Aim →
Reproduce the records below exactly as they appear, omitting any pictures they contain.

-------- Data supplied

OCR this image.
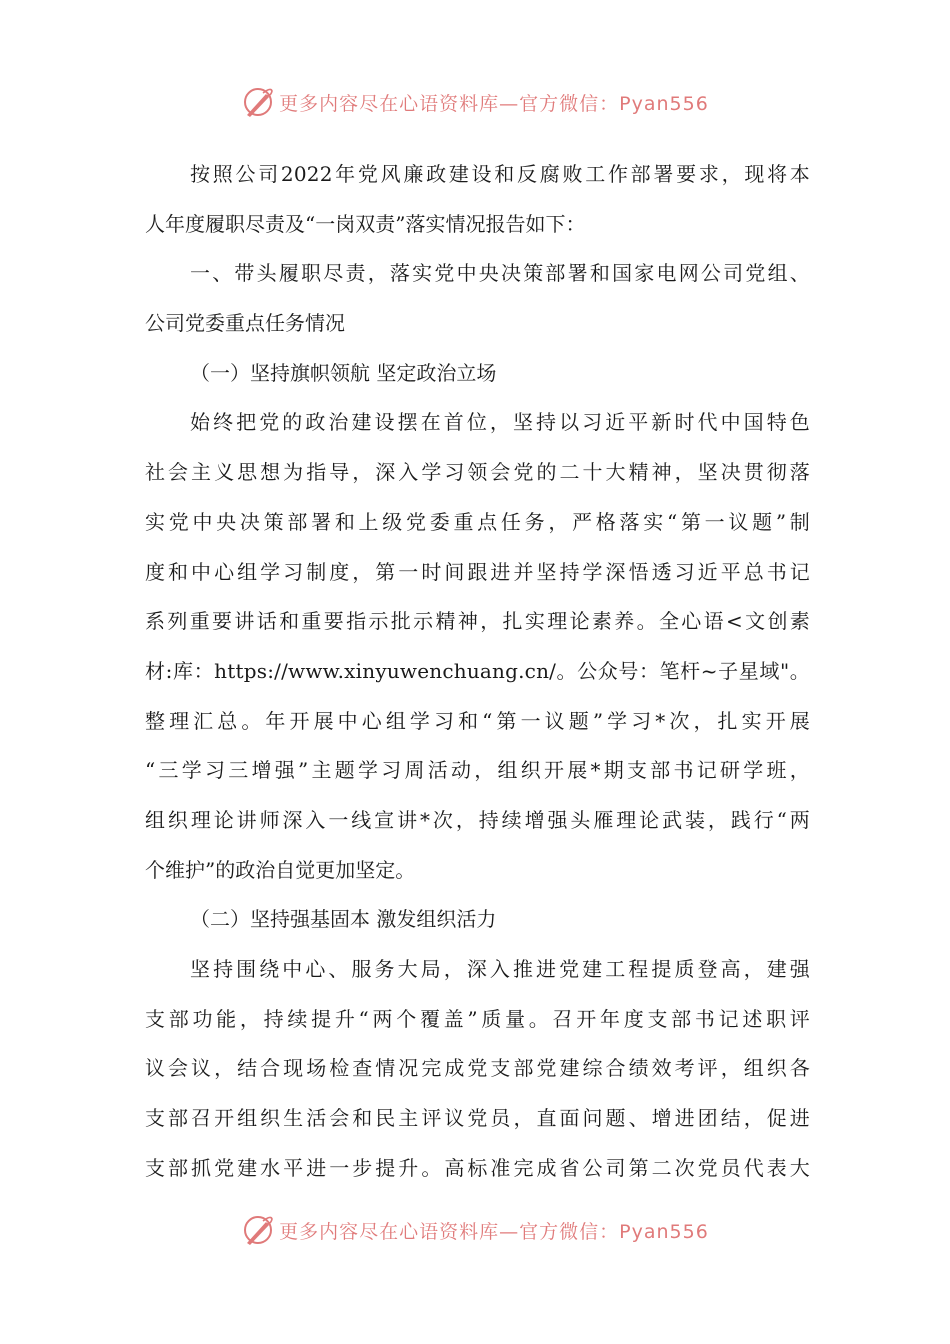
更多内容尽在心语资料库—官方微信：Pyan556
按照公司2022年党风廉政建设和反腐败工作部署要求，现将本
人年度履职尽责及“一岗双责”落实情况报告如下：
一、带头履职尽责，落实党中央决策部署和国家电网公司党组、
公司党委重点任务情况
（一）坚持旗帜领航 坚定政治立场
始终把党的政治建设摆在首位，坚持以习近平新时代中国特色
社会主义思想为指导，深入学习领会党的二十大精神，坚决贯彻落
实党中央决策部署和上级党委重点任务，严格落实“第一议题”制
度和中心组学习制度，第一时间跟进并坚持学深悟透习近平总书记
系列重要讲话和重要指示批示精神，扎实理论素养。全心语<文创素
材:库：https://www.xinyuwenchuang.cn/。公众号：笔杆~子星域"。
整理汇总。年开展中心组学习和“第一议题”学习*次，扎实开展
“三学习三增强”主题学习周活动，组织开展*期支部书记研学班，
组织理论讲师深入一线宣讲*次，持续增强头雁理论武装，践行“两
个维护”的政治自觉更加坚定。
（二）坚持强基固本 激发组织活力
坚持围绕中心、服务大局，深入推进党建工程提质登高，建强
支部功能，持续提升“两个覆盖”质量。召开年度支部书记述职评
议会议，结合现场检查情况完成党支部党建综合绩效考评，组织各
支部召开组织生活会和民主评议党员，直面问题、增进团结，促进
支部抓党建水平进一步提升。高标准完成省公司第二次党员代表大
更多内容尽在心语资料库—官方微信：Pyan556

----------------

Solution to this problem →
OCR this image.
更多内容尽在心语资料库—官方微信：Pyan556
按照公司2022年党风廉政建设和反腐败工作部署要求，现将本
人年度履职尽责及“一岗双责”落实情况报告如下：
一、带头履职尽责，落实党中央决策部署和国家电网公司党组、
公司党委重点任务情况
（一）坚持旗帜领航 坚定政治立场
始终把党的政治建设摆在首位，坚持以习近平新时代中国特色
社会主义思想为指导，深入学习领会党的二十大精神，坚决贯彻落
实党中央决策部署和上级党委重点任务，严格落实“第一议题”制
度和中心组学习制度，第一时间跟进并坚持学深悟透习近平总书记
系列重要讲话和重要指示批示精神，扎实理论素养。全心语<文创素
材:库：https://www.xinyuwenchuang.cn/。公众号：笔杆~子星域"。
整理汇总。年开展中心组学习和“第一议题”学习*次，扎实开展
“三学习三增强”主题学习周活动，组织开展*期支部书记研学班，
组织理论讲师深入一线宣讲*次，持续增强头雁理论武装，践行“两
个维护”的政治自觉更加坚定。
（二）坚持强基固本 激发组织活力
坚持围绕中心、服务大局，深入推进党建工程提质登高，建强
支部功能，持续提升“两个覆盖”质量。召开年度支部书记述职评
议会议，结合现场检查情况完成党支部党建综合绩效考评，组织各
支部召开组织生活会和民主评议党员，直面问题、增进团结，促进
支部抓党建水平进一步提升。高标准完成省公司第二次党员代表大
更多内容尽在心语资料库—官方微信：Pyan556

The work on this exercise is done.